* [Task prompt]
Every entry needs to be printed exactly, please.

* [Supplied material]
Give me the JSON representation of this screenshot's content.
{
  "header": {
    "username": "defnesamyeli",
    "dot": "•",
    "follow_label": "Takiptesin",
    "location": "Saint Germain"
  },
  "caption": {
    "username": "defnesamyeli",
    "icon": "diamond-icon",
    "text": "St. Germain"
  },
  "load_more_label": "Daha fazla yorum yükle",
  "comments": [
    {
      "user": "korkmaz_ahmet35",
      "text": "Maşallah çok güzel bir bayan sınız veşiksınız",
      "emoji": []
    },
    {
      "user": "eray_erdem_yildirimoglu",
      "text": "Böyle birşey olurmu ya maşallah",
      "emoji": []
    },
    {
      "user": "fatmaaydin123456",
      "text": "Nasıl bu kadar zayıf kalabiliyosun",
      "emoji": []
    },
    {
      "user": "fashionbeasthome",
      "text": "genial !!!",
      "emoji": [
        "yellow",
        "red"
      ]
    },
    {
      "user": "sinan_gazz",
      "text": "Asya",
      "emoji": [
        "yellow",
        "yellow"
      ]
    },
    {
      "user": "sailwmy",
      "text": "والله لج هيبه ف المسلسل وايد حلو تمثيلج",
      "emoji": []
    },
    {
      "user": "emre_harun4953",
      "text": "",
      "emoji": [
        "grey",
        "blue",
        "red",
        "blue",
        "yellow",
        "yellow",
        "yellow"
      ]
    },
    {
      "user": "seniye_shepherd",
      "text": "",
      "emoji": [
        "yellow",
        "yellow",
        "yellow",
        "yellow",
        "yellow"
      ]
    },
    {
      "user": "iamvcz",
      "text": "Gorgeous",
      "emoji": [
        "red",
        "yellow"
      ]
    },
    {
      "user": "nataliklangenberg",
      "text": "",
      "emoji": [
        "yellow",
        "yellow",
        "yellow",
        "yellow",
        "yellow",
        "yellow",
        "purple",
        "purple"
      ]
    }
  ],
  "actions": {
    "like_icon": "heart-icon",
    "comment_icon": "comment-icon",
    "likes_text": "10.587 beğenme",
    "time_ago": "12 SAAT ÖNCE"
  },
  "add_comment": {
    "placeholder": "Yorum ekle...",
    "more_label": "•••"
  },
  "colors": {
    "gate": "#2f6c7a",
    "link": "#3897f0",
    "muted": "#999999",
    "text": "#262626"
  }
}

* [Task solution]
Give me the JSON representation of this screenshot's content.
{
  "header": {
    "username": "defnesamyeli",
    "dot": "•",
    "follow_label": "Takiptesin",
    "location": "Saint Germain"
  },
  "caption": {
    "username": "defnesamyeli",
    "icon": "diamond-icon",
    "text": "St. Germain"
  },
  "load_more_label": "Daha fazla yorum yükle",
  "comments": [
    {
      "user": "korkmaz_ahmet35",
      "text": "Maşallah çok güzel bir bayan sınız veşiksınız",
      "emoji": []
    },
    {
      "user": "eray_erdem_yildirimoglu",
      "text": "Böyle birşey olurmu ya maşallah",
      "emoji": []
    },
    {
      "user": "fatmaaydin123456",
      "text": "Nasıl bu kadar zayıf kalabiliyosun",
      "emoji": []
    },
    {
      "user": "fashionbeasthome",
      "text": "genial !!!",
      "emoji": [
        "yellow",
        "red"
      ]
    },
    {
      "user": "sinan_gazz",
      "text": "Asya",
      "emoji": [
        "yellow",
        "yellow"
      ]
    },
    {
      "user": "sailwmy",
      "text": "والله لج هيبه ف المسلسل وايد حلو تمثيلج",
      "emoji": []
    },
    {
      "user": "emre_harun4953",
      "text": "",
      "emoji": [
        "grey",
        "blue",
        "red",
        "blue",
        "yellow",
        "yellow",
        "yellow"
      ]
    },
    {
      "user": "seniye_shepherd",
      "text": "",
      "emoji": [
        "yellow",
        "yellow",
        "yellow",
        "yellow",
        "yellow"
      ]
    },
    {
      "user": "iamvcz",
      "text": "Gorgeous",
      "emoji": [
        "red",
        "yellow"
      ]
    },
    {
      "user": "nataliklangenberg",
      "text": "",
      "emoji": [
        "yellow",
        "yellow",
        "yellow",
        "yellow",
        "yellow",
        "yellow",
        "purple",
        "purple"
      ]
    }
  ],
  "actions": {
    "like_icon": "heart-icon",
    "comment_icon": "comment-icon",
    "likes_text": "10.587 beğenme",
    "time_ago": "12 SAAT ÖNCE"
  },
  "add_comment": {
    "placeholder": "Yorum ekle...",
    "more_label": "•••"
  },
  "colors": {
    "gate": "#2f6c7a",
    "link": "#3897f0",
    "muted": "#999999",
    "text": "#262626"
  }
}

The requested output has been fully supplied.